* [SHORT TASK]: Extract every line that contains the word "this".

>> BEGIN

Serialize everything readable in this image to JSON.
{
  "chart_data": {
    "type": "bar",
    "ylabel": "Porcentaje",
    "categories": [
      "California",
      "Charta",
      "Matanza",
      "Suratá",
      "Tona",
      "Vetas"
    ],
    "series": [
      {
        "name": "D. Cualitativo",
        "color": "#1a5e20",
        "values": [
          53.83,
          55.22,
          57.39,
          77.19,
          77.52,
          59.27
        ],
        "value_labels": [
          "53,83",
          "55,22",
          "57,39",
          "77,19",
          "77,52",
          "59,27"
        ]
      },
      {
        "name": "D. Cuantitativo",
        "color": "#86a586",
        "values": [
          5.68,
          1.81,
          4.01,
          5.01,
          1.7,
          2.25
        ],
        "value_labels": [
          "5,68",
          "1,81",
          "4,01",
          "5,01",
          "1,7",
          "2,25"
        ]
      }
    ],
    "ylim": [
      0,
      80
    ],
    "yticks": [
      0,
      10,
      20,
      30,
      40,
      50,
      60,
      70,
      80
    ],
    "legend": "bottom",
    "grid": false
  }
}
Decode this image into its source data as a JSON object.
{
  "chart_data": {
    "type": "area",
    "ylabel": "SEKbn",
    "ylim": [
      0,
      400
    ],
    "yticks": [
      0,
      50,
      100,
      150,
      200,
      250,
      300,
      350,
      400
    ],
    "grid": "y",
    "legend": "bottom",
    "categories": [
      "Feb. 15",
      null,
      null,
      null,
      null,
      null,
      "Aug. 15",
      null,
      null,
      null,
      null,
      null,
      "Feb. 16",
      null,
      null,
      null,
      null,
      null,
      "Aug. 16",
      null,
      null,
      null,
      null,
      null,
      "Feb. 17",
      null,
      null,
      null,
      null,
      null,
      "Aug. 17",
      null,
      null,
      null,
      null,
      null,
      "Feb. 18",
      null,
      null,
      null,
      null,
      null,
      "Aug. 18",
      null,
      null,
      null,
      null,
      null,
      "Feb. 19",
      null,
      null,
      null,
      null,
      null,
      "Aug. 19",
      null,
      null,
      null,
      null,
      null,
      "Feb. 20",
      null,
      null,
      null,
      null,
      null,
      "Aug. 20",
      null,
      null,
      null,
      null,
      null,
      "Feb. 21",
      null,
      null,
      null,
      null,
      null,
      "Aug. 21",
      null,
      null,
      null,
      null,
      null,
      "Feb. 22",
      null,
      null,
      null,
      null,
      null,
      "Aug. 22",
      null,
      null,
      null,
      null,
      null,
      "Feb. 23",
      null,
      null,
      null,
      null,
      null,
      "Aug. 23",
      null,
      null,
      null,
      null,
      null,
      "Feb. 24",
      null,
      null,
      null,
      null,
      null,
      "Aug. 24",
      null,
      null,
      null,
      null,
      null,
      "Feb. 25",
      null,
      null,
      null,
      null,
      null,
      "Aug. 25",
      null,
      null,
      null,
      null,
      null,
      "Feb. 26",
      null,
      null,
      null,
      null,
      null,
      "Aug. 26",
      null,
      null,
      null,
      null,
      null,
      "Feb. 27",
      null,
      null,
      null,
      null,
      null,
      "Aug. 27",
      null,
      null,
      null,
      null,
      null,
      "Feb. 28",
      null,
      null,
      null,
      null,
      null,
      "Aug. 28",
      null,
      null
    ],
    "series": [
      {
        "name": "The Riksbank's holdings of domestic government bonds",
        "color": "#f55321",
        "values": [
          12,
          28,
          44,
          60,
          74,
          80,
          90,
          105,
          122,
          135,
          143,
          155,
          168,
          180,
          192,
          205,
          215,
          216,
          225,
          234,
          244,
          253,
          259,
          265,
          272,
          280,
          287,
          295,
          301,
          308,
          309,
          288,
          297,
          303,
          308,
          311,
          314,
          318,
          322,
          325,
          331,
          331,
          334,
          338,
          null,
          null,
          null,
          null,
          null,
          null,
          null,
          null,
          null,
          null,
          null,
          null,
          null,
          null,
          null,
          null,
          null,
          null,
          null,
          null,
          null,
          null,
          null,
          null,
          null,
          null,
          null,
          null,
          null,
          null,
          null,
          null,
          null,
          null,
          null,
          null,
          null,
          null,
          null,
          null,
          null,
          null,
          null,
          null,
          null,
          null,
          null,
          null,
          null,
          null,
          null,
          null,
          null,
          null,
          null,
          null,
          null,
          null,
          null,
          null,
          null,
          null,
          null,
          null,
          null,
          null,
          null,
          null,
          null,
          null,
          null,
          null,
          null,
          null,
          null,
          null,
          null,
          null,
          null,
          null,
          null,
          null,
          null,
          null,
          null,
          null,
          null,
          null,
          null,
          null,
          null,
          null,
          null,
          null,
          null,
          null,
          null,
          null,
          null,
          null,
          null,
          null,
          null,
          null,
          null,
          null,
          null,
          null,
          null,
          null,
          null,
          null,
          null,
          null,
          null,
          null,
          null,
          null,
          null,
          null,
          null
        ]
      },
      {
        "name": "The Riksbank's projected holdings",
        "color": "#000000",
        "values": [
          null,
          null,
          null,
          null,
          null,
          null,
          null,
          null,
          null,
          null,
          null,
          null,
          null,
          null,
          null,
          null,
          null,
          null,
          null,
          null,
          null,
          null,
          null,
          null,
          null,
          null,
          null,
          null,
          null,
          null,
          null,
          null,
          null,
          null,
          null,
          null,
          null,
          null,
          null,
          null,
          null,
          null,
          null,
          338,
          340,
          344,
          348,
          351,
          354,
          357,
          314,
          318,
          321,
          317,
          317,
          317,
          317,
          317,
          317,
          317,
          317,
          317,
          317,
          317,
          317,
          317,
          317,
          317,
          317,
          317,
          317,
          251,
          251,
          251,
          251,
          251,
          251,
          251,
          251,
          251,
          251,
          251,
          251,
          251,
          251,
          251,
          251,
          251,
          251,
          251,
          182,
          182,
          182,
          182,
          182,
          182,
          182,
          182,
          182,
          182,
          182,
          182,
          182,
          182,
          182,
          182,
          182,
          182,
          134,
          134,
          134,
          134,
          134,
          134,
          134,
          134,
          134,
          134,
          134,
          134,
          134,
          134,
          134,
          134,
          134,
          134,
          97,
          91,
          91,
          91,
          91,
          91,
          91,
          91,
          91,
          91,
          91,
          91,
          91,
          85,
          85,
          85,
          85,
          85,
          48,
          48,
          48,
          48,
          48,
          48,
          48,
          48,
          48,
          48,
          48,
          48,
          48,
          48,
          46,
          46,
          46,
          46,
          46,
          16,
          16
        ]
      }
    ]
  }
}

>> END

* [EXERCISE RESULT]:
Serialize everything readable in this image to JSON.
Decode this image into its source data as a JSON object.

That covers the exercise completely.